:: STORED ROWS ::

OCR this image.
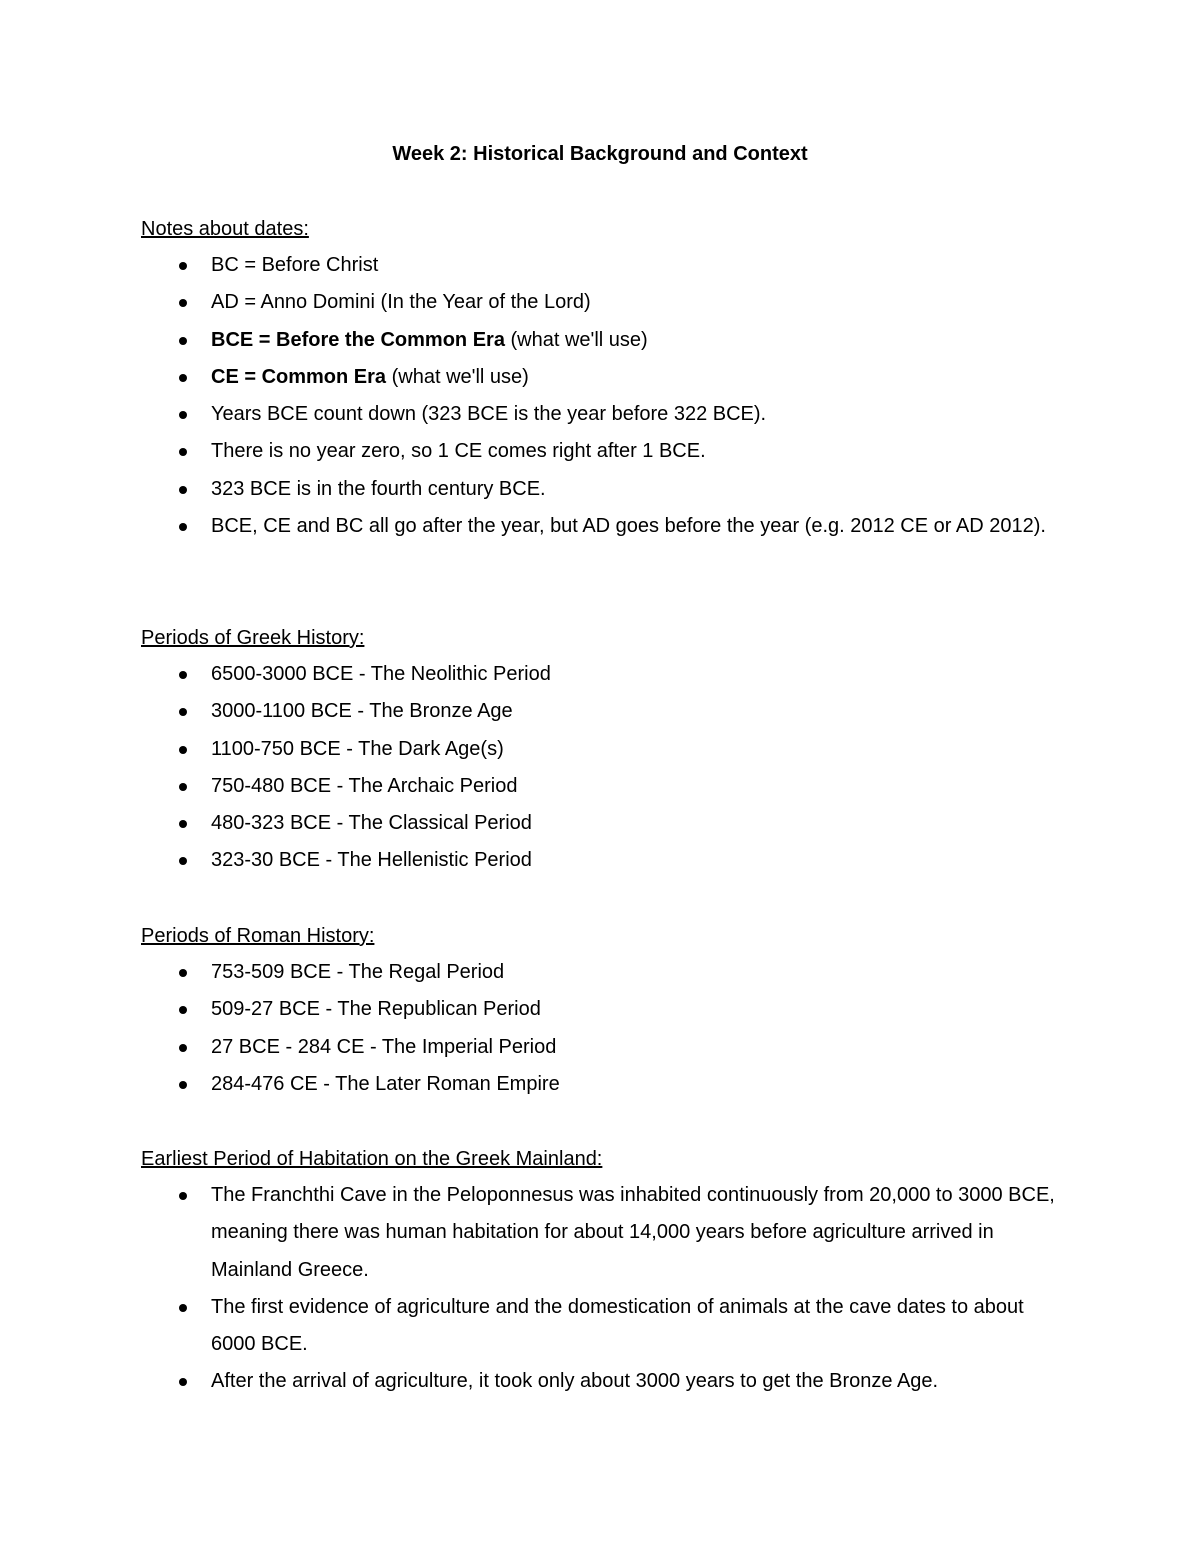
Week 2: Historical Background and Context

Notes about dates:

BC = Before Christ
AD = Anno Domini (In the Year of the Lord)
BCE = Before the Common Era (what we'll use)
CE = Common Era (what we'll use)
Years BCE count down (323 BCE is the year before 322 BCE).
There is no year zero, so 1 CE comes right after 1 BCE.
323 BCE is in the fourth century BCE.
BCE, CE and BC all go after the year, but AD goes before the year (e.g. 2012 CE or AD 2012).

Periods of Greek History:

6500-3000 BCE - The Neolithic Period
3000-1100 BCE - The Bronze Age
1100-750 BCE - The Dark Age(s)
750-480 BCE - The Archaic Period
480-323 BCE - The Classical Period
323-30 BCE - The Hellenistic Period

Periods of Roman History:

753-509 BCE - The Regal Period
509-27 BCE - The Republican Period
27 BCE - 284 CE - The Imperial Period
284-476 CE - The Later Roman Empire

Earliest Period of Habitation on the Greek Mainland:

The Franchthi Cave in the Peloponnesus was inhabited continuously from 20,000 to 3000 BCE, meaning there was human habitation for about 14,000 years before agriculture arrived in Mainland Greece.
The first evidence of agriculture and the domestication of animals at the cave dates to about 6000 BCE.
After the arrival of agriculture, it took only about 3000 years to get the Bronze Age.
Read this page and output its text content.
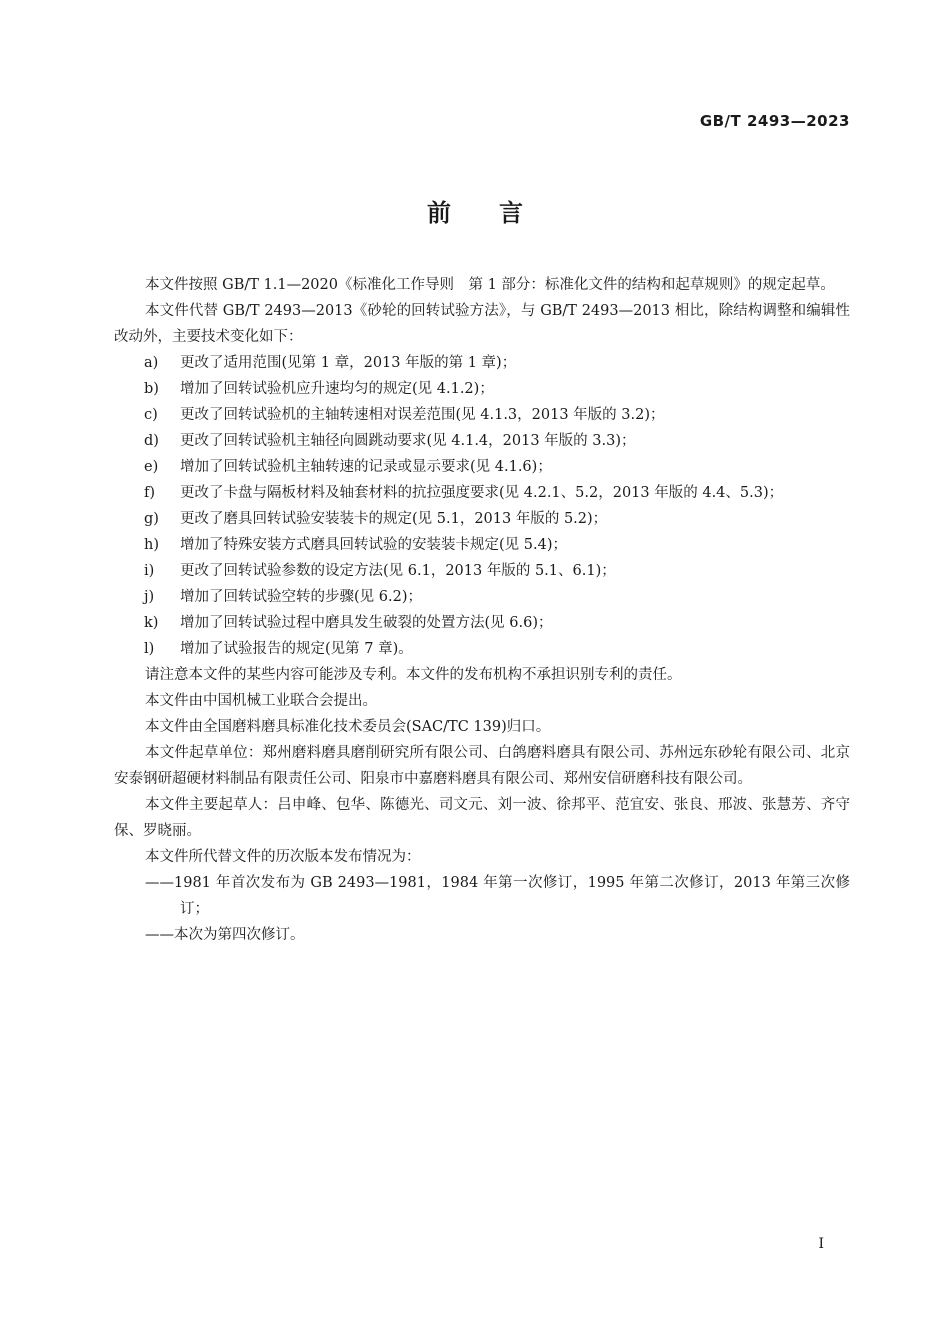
GB/T 2493—2023
前言

本文件按照 GB/T 1.1—2020《标准化工作导则　第 1 部分：标准化文件的结构和起草规则》的规定起草。

本文件代替 GB/T 2493—2013《砂轮的回转试验方法》，与 GB/T 2493—2013 相比，除结构调整和编辑性改动外，主要技术变化如下：

a) 更改了适用范围(见第 1 章，2013 年版的第 1 章)；

b) 增加了回转试验机应升速均匀的规定(见 4.1.2)；

c) 更改了回转试验机的主轴转速相对误差范围(见 4.1.3，2013 年版的 3.2)；

d) 更改了回转试验机主轴径向圆跳动要求(见 4.1.4，2013 年版的 3.3)；

e) 增加了回转试验机主轴转速的记录或显示要求(见 4.1.6)；

f) 更改了卡盘与隔板材料及轴套材料的抗拉强度要求(见 4.2.1、5.2，2013 年版的 4.4、5.3)；

g) 更改了磨具回转试验安装装卡的规定(见 5.1，2013 年版的 5.2)；

h) 增加了特殊安装方式磨具回转试验的安装装卡规定(见 5.4)；

i) 更改了回转试验参数的设定方法(见 6.1，2013 年版的 5.1、6.1)；

j) 增加了回转试验空转的步骤(见 6.2)；

k) 增加了回转试验过程中磨具发生破裂的处置方法(见 6.6)；

l) 增加了试验报告的规定(见第 7 章)。

请注意本文件的某些内容可能涉及专利。本文件的发布机构不承担识别专利的责任。

本文件由中国机械工业联合会提出。

本文件由全国磨料磨具标准化技术委员会(SAC/TC 139)归口。

本文件起草单位：郑州磨料磨具磨削研究所有限公司、白鸽磨料磨具有限公司、苏州远东砂轮有限公司、北京安泰钢研超硬材料制品有限责任公司、阳泉市中嘉磨料磨具有限公司、郑州安信研磨科技有限公司。

本文件主要起草人：吕申峰、包华、陈德光、司文元、刘一波、徐邦平、范宜安、张良、邢波、张慧芳、齐守保、罗晓丽。

本文件所代替文件的历次版本发布情况为：

——1981 年首次发布为 GB 2493—1981，1984 年第一次修订，1995 年第二次修订，2013 年第三次修订；

——本次为第四次修订。

I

:::

→ **WHAT TO DO**:
Repeat each entry precisely as it appears. Leave the pictures out.

→ **CORRECT ANSWER**:
OCR this image.
Week 2: Historical Background and Context

Notes about dates:

BC = Before Christ
AD = Anno Domini (In the Year of the Lord)
BCE = Before the Common Era (what we'll use)
CE = Common Era (what we'll use)
Years BCE count down (323 BCE is the year before 322 BCE).
There is no year zero, so 1 CE comes right after 1 BCE.
323 BCE is in the fourth century BCE.
BCE, CE and BC all go after the year, but AD goes before the year (e.g. 2012 CE or AD 2012).

Periods of Greek History:

6500-3000 BCE - The Neolithic Period
3000-1100 BCE - The Bronze Age
1100-750 BCE - The Dark Age(s)
750-480 BCE - The Archaic Period
480-323 BCE - The Classical Period
323-30 BCE - The Hellenistic Period

Periods of Roman History:

753-509 BCE - The Regal Period
509-27 BCE - The Republican Period
27 BCE - 284 CE - The Imperial Period
284-476 CE - The Later Roman Empire

Earliest Period of Habitation on the Greek Mainland:

The Franchthi Cave in the Peloponnesus was inhabited continuously from 20,000 to 3000 BCE, meaning there was human habitation for about 14,000 years before agriculture arrived in Mainland Greece.
The first evidence of agriculture and the domestication of animals at the cave dates to about 6000 BCE.
After the arrival of agriculture, it took only about 3000 years to get the Bronze Age.
Read this page and output its text content.
GB/T 2493—2023
前言

本文件按照 GB/T 1.1—2020《标准化工作导则　第 1 部分：标准化文件的结构和起草规则》的规定起草。

本文件代替 GB/T 2493—2013《砂轮的回转试验方法》，与 GB/T 2493—2013 相比，除结构调整和编辑性改动外，主要技术变化如下：

a) 更改了适用范围(见第 1 章，2013 年版的第 1 章)；

b) 增加了回转试验机应升速均匀的规定(见 4.1.2)；

c) 更改了回转试验机的主轴转速相对误差范围(见 4.1.3，2013 年版的 3.2)；

d) 更改了回转试验机主轴径向圆跳动要求(见 4.1.4，2013 年版的 3.3)；

e) 增加了回转试验机主轴转速的记录或显示要求(见 4.1.6)；

f) 更改了卡盘与隔板材料及轴套材料的抗拉强度要求(见 4.2.1、5.2，2013 年版的 4.4、5.3)；

g) 更改了磨具回转试验安装装卡的规定(见 5.1，2013 年版的 5.2)；

h) 增加了特殊安装方式磨具回转试验的安装装卡规定(见 5.4)；

i) 更改了回转试验参数的设定方法(见 6.1，2013 年版的 5.1、6.1)；

j) 增加了回转试验空转的步骤(见 6.2)；

k) 增加了回转试验过程中磨具发生破裂的处置方法(见 6.6)；

l) 增加了试验报告的规定(见第 7 章)。

请注意本文件的某些内容可能涉及专利。本文件的发布机构不承担识别专利的责任。

本文件由中国机械工业联合会提出。

本文件由全国磨料磨具标准化技术委员会(SAC/TC 139)归口。

本文件起草单位：郑州磨料磨具磨削研究所有限公司、白鸽磨料磨具有限公司、苏州远东砂轮有限公司、北京安泰钢研超硬材料制品有限责任公司、阳泉市中嘉磨料磨具有限公司、郑州安信研磨科技有限公司。

本文件主要起草人：吕申峰、包华、陈德光、司文元、刘一波、徐邦平、范宜安、张良、邢波、张慧芳、齐守保、罗晓丽。

本文件所代替文件的历次版本发布情况为：

——1981 年首次发布为 GB 2493—1981，1984 年第一次修订，1995 年第二次修订，2013 年第三次修订；

——本次为第四次修订。

I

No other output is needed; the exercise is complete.